## Given request
Filter the entries below, keeping every line that has the word "Kindergarten".

----- Task inputs -----

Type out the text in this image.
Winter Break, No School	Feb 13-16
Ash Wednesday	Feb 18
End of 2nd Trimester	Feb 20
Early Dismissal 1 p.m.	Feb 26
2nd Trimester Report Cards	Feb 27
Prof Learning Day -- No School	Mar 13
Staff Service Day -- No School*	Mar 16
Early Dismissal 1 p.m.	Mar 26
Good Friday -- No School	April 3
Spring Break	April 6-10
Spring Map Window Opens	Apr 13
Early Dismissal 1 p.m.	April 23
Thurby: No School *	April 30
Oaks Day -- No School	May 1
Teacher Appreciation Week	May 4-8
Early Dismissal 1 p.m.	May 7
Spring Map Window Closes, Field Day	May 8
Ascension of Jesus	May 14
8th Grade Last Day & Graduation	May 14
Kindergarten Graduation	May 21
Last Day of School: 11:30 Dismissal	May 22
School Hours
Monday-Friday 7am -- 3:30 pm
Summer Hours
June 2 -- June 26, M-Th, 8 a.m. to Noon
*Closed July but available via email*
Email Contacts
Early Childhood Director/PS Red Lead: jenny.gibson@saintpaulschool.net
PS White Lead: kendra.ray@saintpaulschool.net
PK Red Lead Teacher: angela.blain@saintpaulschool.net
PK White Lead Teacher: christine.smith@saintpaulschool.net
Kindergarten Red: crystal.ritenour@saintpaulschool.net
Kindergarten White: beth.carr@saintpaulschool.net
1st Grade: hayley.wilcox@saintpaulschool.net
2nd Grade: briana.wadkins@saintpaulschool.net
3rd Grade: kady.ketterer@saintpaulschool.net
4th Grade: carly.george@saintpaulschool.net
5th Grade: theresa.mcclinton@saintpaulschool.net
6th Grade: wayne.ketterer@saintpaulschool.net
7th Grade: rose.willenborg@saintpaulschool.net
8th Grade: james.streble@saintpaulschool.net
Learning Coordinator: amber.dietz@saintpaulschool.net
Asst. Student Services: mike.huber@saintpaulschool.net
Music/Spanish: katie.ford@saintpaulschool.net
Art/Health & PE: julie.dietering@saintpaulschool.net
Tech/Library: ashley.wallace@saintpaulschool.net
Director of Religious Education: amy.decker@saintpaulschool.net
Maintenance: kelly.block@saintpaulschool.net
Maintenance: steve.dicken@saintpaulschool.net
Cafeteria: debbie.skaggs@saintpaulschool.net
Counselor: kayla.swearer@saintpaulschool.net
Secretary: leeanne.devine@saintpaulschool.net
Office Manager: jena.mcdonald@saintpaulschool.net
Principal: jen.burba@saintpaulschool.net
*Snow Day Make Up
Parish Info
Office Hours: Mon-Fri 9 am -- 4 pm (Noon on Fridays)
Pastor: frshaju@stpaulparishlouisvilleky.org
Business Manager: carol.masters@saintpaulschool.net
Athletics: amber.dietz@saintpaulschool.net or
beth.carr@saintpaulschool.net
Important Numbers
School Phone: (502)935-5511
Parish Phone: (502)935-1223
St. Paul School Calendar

-----

## Problem solution
Kindergarten Graduation	May 21
Kindergarten Red: crystal.ritenour@saintpaulschool.net
Kindergarten White: beth.carr@saintpaulschool.net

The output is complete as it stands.